▶ Stated exercise
Copy out every line in the entries below that includes "text".

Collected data
▼

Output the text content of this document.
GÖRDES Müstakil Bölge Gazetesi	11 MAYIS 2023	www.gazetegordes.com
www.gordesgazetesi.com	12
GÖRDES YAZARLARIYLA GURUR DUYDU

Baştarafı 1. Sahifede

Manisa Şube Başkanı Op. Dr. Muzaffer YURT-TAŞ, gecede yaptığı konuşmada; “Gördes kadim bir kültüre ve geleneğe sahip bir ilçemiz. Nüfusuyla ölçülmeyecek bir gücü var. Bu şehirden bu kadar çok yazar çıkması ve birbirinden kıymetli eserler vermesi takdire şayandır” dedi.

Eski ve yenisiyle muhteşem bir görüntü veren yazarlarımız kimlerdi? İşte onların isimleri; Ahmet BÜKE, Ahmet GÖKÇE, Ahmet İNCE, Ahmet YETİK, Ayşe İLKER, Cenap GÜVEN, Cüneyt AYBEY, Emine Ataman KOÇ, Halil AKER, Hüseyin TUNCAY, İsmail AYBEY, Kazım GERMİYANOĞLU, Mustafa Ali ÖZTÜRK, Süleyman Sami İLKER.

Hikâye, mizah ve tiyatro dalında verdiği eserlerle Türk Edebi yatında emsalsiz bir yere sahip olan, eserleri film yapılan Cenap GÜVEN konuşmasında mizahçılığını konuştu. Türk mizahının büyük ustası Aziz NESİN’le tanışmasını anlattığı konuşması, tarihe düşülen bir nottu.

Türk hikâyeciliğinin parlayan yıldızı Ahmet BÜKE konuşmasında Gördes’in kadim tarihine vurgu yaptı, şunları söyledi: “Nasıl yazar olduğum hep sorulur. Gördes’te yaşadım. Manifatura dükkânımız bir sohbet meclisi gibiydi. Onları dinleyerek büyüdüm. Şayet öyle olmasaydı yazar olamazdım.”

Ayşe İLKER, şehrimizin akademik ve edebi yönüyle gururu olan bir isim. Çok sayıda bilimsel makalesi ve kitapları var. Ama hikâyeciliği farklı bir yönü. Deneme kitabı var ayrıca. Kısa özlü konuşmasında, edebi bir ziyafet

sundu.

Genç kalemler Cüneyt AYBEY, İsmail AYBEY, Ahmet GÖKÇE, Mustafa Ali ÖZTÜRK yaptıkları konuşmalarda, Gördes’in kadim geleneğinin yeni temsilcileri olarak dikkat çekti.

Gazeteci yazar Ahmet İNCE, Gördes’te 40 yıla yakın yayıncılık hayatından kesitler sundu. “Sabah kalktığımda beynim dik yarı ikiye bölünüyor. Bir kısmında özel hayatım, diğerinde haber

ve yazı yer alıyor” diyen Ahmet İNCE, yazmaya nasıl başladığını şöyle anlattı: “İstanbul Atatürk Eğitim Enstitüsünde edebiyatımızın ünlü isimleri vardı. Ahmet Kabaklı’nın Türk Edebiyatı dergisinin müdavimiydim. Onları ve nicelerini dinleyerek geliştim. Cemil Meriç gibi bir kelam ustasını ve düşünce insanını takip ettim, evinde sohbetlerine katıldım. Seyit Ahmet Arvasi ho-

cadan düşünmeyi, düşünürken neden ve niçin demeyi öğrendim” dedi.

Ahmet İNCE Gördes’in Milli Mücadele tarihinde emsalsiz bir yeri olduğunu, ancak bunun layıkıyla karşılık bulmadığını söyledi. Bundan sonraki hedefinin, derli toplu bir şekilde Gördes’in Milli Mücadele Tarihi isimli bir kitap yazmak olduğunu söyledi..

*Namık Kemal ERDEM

▲
▼

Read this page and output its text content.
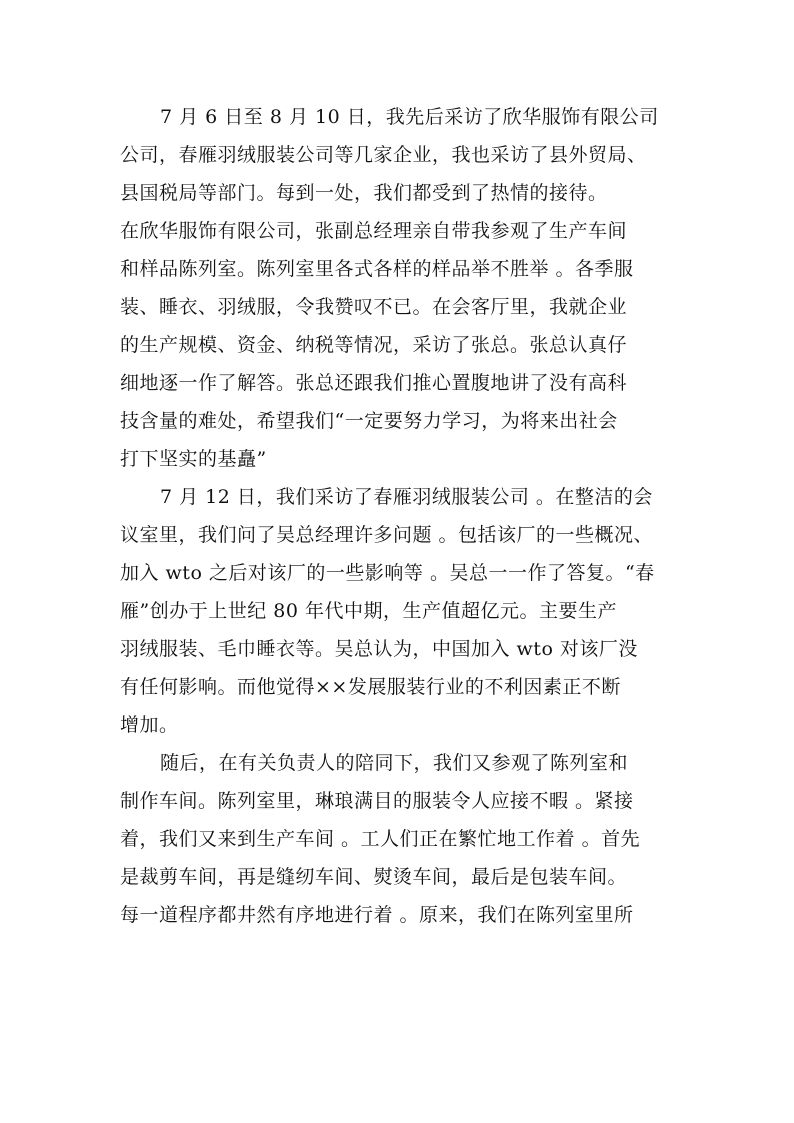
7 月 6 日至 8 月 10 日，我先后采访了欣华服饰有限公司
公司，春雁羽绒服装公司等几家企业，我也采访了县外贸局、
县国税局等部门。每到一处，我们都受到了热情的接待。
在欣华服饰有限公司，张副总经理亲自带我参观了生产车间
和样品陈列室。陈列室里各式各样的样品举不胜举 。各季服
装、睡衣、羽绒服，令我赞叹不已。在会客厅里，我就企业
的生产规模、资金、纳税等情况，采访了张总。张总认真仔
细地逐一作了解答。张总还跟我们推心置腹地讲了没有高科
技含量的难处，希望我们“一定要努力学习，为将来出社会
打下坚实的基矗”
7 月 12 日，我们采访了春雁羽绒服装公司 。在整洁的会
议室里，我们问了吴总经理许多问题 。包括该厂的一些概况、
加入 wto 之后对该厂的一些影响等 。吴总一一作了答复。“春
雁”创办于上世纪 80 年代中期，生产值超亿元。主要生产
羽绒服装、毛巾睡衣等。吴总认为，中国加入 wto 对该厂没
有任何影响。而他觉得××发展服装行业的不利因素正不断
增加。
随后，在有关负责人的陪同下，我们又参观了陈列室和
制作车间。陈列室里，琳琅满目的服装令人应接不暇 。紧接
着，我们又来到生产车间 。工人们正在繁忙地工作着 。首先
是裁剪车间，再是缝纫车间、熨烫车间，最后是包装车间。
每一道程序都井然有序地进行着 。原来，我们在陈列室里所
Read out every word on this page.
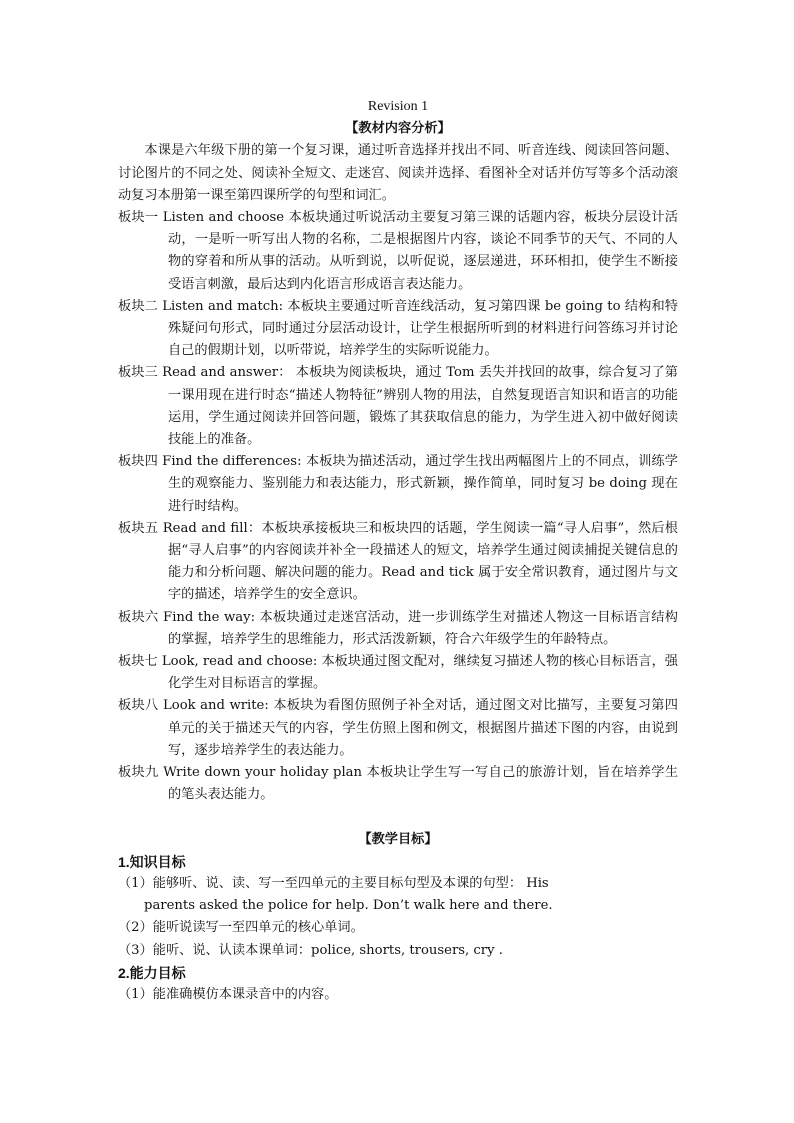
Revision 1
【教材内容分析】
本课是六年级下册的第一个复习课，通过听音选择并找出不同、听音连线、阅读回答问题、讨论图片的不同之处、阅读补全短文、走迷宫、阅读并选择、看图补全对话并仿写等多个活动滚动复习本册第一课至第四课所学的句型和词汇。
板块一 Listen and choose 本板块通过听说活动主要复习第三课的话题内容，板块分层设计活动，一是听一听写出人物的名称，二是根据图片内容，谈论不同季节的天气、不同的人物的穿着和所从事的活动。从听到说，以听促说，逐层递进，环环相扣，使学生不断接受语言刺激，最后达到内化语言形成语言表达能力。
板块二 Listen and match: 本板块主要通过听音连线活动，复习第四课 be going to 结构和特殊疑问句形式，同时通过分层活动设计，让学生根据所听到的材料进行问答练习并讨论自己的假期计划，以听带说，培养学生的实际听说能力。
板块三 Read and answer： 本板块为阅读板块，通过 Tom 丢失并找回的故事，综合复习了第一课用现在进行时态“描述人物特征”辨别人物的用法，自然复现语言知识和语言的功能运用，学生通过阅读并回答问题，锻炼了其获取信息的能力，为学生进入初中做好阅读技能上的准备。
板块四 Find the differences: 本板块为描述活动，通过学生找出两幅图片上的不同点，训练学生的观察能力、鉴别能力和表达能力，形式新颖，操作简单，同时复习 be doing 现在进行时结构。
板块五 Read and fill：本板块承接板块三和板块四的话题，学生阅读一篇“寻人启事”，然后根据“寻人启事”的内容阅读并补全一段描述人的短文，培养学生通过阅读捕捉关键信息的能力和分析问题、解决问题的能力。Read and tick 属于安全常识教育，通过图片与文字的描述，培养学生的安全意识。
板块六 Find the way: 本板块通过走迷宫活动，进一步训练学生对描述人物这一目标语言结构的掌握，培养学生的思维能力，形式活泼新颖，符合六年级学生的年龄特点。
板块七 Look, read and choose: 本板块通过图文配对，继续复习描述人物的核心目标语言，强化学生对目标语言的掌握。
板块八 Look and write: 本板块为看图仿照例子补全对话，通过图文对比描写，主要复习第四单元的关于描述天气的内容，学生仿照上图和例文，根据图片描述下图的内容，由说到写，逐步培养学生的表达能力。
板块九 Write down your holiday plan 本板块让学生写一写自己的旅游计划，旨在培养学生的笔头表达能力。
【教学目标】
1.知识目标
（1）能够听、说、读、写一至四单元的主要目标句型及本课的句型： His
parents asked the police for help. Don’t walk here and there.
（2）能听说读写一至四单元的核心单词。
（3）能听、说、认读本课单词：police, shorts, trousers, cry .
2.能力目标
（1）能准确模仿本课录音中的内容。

▲

▶ Exercise response
Output the text content of this document.
Read this page and output its text content.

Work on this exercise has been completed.